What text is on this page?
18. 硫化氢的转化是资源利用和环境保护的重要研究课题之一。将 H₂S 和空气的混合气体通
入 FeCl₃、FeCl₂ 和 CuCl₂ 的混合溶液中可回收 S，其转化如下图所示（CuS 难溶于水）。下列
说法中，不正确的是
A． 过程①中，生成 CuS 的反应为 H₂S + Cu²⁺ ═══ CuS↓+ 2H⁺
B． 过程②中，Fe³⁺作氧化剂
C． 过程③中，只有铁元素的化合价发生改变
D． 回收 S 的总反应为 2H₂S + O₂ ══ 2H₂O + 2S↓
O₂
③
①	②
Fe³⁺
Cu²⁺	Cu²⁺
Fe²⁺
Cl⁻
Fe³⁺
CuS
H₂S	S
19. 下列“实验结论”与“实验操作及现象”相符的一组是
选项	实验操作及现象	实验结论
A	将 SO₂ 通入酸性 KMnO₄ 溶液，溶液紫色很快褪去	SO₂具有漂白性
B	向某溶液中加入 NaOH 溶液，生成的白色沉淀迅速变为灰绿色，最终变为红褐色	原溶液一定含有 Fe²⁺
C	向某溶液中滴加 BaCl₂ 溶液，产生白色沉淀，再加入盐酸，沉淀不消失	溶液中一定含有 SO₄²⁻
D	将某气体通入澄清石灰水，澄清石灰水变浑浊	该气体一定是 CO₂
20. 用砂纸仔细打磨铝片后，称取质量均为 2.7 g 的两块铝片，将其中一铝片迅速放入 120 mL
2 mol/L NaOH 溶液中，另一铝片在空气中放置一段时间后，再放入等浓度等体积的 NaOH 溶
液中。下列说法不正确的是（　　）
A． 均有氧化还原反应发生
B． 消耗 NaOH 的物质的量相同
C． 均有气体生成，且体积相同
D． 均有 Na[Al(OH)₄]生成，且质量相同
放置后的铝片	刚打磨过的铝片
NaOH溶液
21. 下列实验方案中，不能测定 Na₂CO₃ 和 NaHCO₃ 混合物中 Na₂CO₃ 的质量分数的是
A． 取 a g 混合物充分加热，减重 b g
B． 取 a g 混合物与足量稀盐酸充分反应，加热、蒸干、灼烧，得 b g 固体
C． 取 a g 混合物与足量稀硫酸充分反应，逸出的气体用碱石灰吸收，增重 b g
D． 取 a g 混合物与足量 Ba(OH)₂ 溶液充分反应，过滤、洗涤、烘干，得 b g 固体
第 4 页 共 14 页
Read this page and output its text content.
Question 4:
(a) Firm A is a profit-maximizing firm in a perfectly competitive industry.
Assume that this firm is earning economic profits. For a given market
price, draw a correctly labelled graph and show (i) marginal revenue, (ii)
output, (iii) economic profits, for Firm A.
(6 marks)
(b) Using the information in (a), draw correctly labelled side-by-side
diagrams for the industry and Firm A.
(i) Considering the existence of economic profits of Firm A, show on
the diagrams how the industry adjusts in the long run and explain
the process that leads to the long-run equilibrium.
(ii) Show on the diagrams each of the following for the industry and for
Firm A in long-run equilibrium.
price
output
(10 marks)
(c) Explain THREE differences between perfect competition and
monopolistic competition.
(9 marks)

What needs to be done:
Copy all lines above containing the string "draw".

Task response:
price, draw a correctly labelled graph and show (i) marginal revenue, (ii)
(b) Using the information in (a), draw correctly labelled side-by-side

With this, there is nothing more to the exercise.